### What the task requires
Omit images. Retype all entries verbatim.
··· Material shown ···
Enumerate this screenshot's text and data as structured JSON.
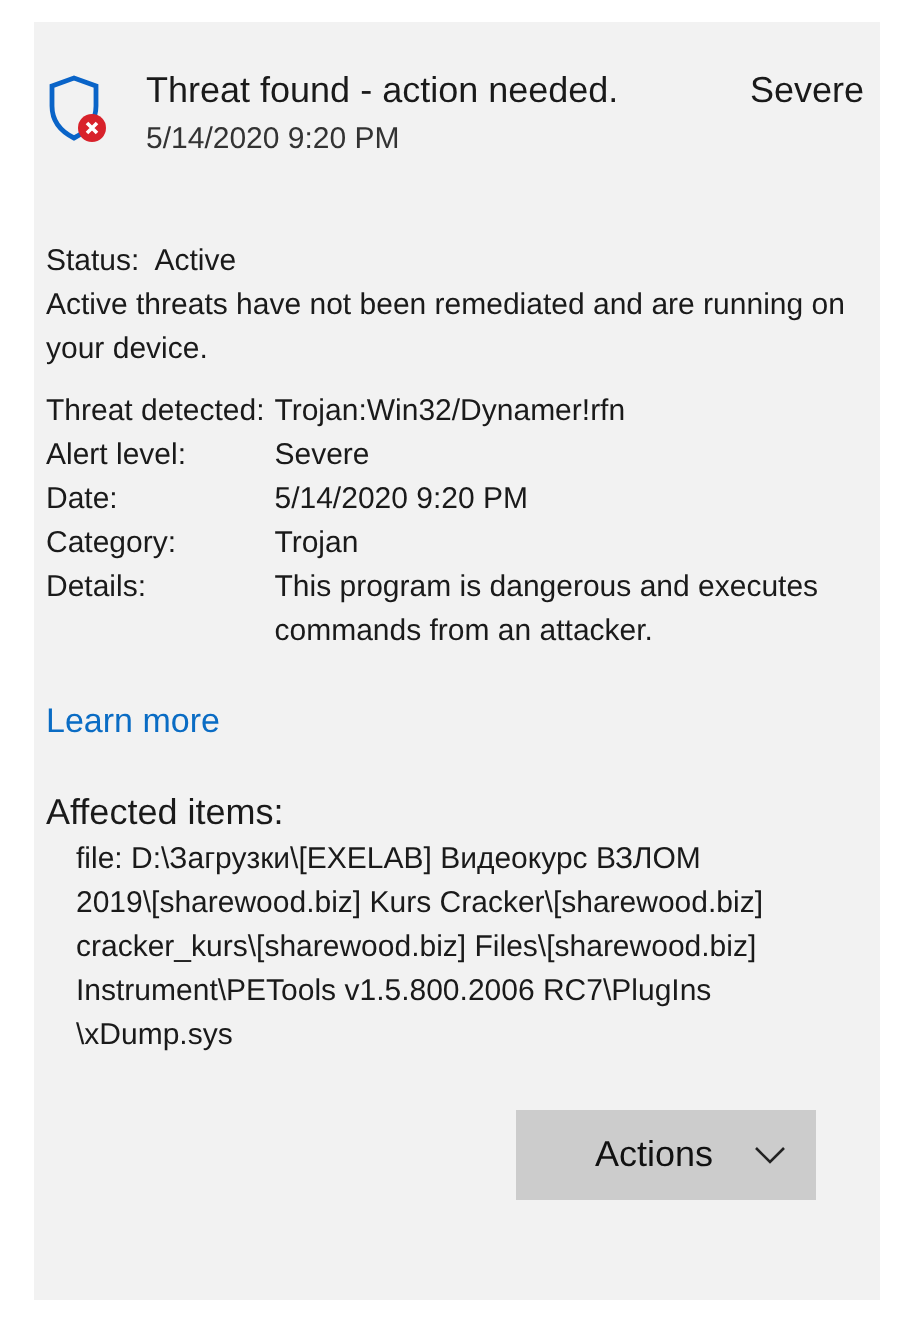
{
  "header": {
    "title": "Threat found - action needed.",
    "severity": "Severe",
    "timestamp": "5/14/2020 9:20 PM"
  },
  "status": {
    "label": "Status:",
    "value": "Active",
    "description": "Active threats have not been remediated and are running on your device."
  },
  "details": [
    {
      "label": "Threat detected:",
      "value": "Trojan:Win32/Dynamer!rfn"
    },
    {
      "label": "Alert level:",
      "value": "Severe"
    },
    {
      "label": "Date:",
      "value": "5/14/2020 9:20 PM"
    },
    {
      "label": "Category:",
      "value": "Trojan"
    },
    {
      "label": "Details:",
      "value": "This program is dangerous and executes commands from an attacker."
    }
  ],
  "learn_more": "Learn more",
  "affected": {
    "heading": "Affected items:",
    "lines": [
      "file: D:\\Загрузки\\[EXELAB] Видеокурс ВЗЛОМ",
      "2019\\[sharewood.biz] Kurs Cracker\\[sharewood.biz]",
      "cracker_kurs\\[sharewood.biz] Files\\[sharewood.biz]",
      "Instrument\\PETools v1.5.800.2006 RC7\\PlugIns",
      "\\xDump.sys"
    ]
  },
  "actions_button": "Actions"
}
···
### Full solution
Enumerate this screenshot's text and data as structured JSON.
{
  "header": {
    "title": "Threat found - action needed.",
    "severity": "Severe",
    "timestamp": "5/14/2020 9:20 PM"
  },
  "status": {
    "label": "Status:",
    "value": "Active",
    "description": "Active threats have not been remediated and are running on your device."
  },
  "details": [
    {
      "label": "Threat detected:",
      "value": "Trojan:Win32/Dynamer!rfn"
    },
    {
      "label": "Alert level:",
      "value": "Severe"
    },
    {
      "label": "Date:",
      "value": "5/14/2020 9:20 PM"
    },
    {
      "label": "Category:",
      "value": "Trojan"
    },
    {
      "label": "Details:",
      "value": "This program is dangerous and executes commands from an attacker."
    }
  ],
  "learn_more": "Learn more",
  "affected": {
    "heading": "Affected items:",
    "lines": [
      "file: D:\\Загрузки\\[EXELAB] Видеокурс ВЗЛОМ",
      "2019\\[sharewood.biz] Kurs Cracker\\[sharewood.biz]",
      "cracker_kurs\\[sharewood.biz] Files\\[sharewood.biz]",
      "Instrument\\PETools v1.5.800.2006 RC7\\PlugIns",
      "\\xDump.sys"
    ]
  },
  "actions_button": "Actions"
}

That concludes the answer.